* _Short exercise_
Read the lines that follow and pick out every one containing the word "link".

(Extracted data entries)
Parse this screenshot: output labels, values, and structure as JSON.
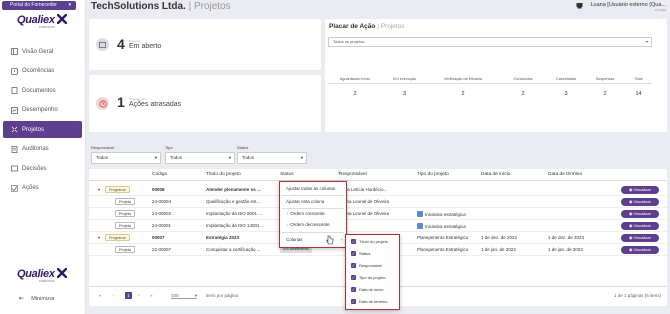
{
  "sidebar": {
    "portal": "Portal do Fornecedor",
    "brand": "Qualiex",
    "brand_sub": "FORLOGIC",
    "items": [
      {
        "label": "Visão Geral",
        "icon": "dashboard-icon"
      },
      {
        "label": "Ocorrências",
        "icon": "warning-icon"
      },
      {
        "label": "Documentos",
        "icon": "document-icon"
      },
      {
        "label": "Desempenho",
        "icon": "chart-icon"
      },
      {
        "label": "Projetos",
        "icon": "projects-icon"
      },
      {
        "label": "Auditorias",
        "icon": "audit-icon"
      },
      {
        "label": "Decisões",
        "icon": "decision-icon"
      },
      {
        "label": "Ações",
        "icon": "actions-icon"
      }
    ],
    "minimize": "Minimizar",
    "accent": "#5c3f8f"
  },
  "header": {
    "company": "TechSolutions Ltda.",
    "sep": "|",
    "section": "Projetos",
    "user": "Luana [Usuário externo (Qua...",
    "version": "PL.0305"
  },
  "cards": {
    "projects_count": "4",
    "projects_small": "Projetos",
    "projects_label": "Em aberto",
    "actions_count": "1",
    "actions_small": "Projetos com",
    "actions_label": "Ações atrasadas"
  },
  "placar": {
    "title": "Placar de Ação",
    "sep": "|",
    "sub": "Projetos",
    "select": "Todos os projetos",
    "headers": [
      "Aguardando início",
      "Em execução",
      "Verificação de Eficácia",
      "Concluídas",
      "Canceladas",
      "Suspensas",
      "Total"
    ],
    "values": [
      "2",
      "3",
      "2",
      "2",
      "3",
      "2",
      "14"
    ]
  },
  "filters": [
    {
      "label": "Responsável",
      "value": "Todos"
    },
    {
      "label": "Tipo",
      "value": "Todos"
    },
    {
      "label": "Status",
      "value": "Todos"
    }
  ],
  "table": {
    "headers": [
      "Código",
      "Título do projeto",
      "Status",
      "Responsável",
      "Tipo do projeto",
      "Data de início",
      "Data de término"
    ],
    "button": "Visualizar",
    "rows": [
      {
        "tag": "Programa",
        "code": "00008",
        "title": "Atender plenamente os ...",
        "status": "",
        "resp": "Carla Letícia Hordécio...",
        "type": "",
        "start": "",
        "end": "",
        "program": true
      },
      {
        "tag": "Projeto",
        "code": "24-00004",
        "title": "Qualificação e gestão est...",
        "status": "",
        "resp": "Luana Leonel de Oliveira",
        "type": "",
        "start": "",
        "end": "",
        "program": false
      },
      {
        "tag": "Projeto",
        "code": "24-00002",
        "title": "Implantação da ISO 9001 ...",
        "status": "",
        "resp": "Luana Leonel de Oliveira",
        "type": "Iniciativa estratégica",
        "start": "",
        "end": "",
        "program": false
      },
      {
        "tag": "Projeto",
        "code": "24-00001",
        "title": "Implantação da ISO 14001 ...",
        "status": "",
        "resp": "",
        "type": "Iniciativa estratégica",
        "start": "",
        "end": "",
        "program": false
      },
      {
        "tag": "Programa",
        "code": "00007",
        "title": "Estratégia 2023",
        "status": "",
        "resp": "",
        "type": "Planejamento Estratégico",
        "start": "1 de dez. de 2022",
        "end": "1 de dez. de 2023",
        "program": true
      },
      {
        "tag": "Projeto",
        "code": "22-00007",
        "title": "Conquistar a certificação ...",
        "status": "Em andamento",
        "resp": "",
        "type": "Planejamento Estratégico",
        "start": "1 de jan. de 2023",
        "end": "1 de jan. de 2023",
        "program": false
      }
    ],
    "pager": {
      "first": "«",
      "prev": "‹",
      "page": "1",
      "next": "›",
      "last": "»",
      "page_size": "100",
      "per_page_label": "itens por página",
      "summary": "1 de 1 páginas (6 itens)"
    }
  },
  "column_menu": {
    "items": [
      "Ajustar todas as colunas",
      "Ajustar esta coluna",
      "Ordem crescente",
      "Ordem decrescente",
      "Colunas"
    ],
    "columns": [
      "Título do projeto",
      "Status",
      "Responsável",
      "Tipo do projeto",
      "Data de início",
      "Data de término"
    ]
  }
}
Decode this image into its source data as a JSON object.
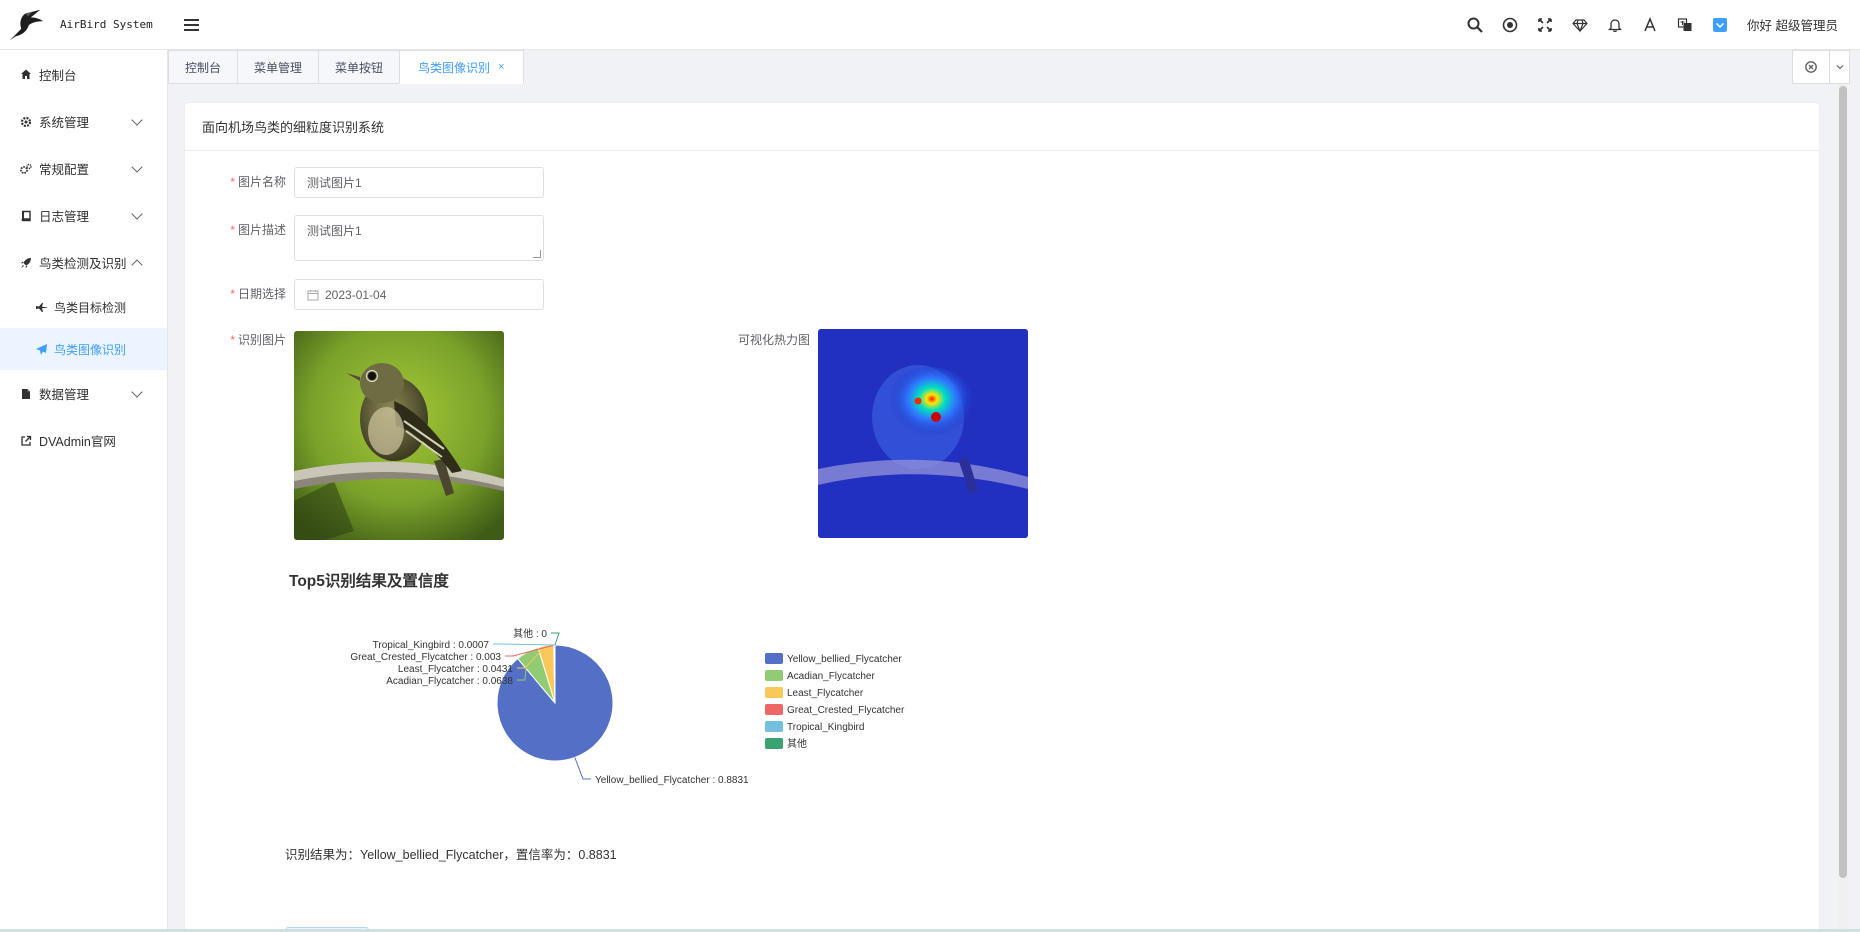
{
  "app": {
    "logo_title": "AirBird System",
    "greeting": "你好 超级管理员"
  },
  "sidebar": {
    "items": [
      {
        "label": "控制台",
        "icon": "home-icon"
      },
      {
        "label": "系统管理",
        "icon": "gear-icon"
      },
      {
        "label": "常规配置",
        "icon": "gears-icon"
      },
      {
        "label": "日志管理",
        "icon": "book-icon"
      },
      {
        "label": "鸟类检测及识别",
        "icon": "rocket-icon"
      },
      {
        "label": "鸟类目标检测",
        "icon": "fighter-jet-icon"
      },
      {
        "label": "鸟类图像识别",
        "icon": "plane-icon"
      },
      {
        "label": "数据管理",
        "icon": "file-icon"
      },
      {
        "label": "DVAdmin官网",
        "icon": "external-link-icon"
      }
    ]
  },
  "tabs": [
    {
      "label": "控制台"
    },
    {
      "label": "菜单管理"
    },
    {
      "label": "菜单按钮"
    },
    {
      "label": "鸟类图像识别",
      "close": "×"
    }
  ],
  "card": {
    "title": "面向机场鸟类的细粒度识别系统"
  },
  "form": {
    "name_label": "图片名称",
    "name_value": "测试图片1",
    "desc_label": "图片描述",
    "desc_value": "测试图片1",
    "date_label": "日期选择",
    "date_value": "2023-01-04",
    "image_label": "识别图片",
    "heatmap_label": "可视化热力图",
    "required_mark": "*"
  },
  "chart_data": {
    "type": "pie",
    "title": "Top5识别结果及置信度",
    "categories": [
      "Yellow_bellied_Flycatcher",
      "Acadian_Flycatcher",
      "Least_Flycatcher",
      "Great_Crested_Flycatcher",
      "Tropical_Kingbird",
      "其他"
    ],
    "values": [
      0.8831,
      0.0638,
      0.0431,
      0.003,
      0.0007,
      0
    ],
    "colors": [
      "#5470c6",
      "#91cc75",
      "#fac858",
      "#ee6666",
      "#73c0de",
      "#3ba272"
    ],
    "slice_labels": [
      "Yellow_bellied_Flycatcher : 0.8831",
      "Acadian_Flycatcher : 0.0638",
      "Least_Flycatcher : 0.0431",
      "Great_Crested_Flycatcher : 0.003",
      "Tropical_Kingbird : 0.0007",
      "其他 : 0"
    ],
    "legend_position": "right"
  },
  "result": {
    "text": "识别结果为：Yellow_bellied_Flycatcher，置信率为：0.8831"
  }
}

--

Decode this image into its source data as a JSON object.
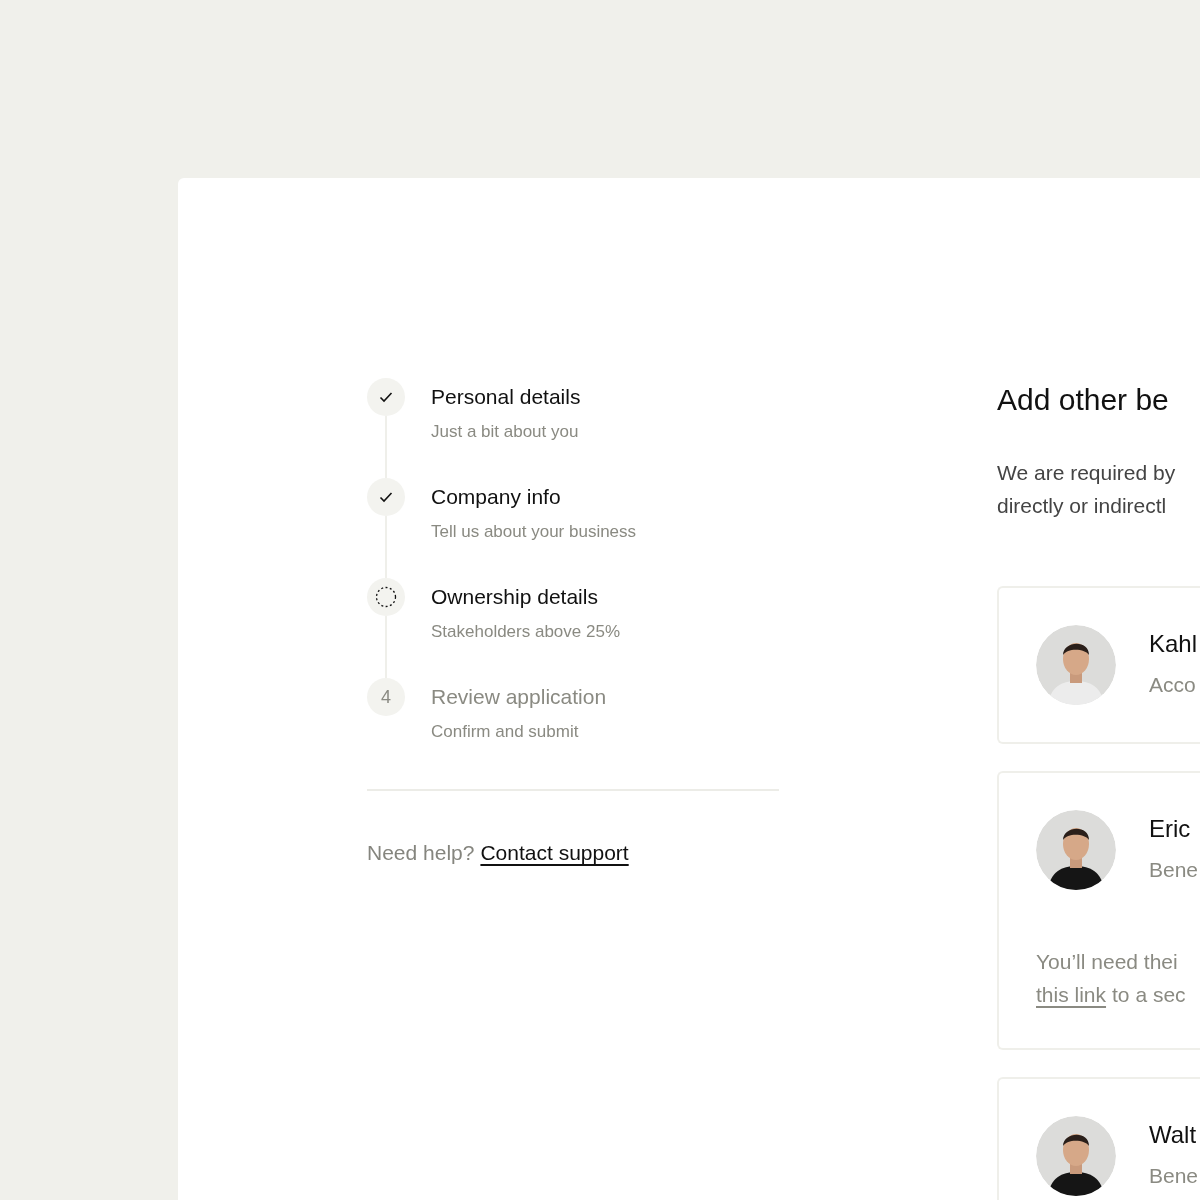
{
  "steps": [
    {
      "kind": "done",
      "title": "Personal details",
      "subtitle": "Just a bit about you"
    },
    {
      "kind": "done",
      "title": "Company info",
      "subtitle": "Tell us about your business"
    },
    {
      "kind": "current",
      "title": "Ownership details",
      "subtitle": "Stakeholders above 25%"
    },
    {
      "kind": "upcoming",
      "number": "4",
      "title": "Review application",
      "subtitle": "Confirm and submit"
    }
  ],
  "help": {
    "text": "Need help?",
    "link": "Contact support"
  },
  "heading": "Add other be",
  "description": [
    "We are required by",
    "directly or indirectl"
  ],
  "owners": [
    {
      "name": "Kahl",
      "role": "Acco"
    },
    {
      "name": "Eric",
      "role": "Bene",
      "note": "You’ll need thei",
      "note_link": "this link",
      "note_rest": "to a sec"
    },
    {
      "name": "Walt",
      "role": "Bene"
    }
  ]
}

* _Finished answer_
        "icon": "external-link-icon"
    "link": "Contact support"
      "note_link": "this link",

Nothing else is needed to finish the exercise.